Say how many lines of the material below contain the word "screenshot", with no other words.

Data excerpts

* START *

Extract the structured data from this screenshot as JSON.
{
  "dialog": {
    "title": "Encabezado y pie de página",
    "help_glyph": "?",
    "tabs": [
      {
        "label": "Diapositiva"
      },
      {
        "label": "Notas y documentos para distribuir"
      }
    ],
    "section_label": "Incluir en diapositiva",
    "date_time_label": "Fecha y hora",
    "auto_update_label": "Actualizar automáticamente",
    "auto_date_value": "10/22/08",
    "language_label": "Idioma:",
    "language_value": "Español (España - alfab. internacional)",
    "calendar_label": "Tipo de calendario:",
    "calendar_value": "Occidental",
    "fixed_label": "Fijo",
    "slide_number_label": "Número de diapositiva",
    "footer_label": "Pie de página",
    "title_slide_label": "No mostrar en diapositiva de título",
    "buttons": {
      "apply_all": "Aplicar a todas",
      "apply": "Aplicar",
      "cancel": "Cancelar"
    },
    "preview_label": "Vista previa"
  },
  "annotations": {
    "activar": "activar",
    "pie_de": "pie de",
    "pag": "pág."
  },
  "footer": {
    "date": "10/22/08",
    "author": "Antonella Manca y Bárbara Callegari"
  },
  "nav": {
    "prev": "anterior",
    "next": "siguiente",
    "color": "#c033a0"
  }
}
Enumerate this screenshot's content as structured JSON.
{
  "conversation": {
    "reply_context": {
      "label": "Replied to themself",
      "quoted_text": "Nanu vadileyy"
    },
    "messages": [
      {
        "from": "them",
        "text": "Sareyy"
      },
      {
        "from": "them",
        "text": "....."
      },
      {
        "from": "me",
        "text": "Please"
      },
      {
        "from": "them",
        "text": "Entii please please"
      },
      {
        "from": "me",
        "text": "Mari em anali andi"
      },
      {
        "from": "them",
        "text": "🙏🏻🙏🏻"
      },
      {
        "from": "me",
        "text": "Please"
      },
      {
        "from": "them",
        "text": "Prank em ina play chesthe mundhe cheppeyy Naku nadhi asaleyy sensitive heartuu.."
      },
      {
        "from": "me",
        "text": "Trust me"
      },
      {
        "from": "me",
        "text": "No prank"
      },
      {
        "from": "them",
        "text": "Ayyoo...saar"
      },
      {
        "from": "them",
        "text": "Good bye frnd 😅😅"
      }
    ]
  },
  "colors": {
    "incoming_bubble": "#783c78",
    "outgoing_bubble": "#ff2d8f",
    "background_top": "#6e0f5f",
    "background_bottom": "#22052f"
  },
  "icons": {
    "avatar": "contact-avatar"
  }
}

* END *

- THE RESPONSE -
2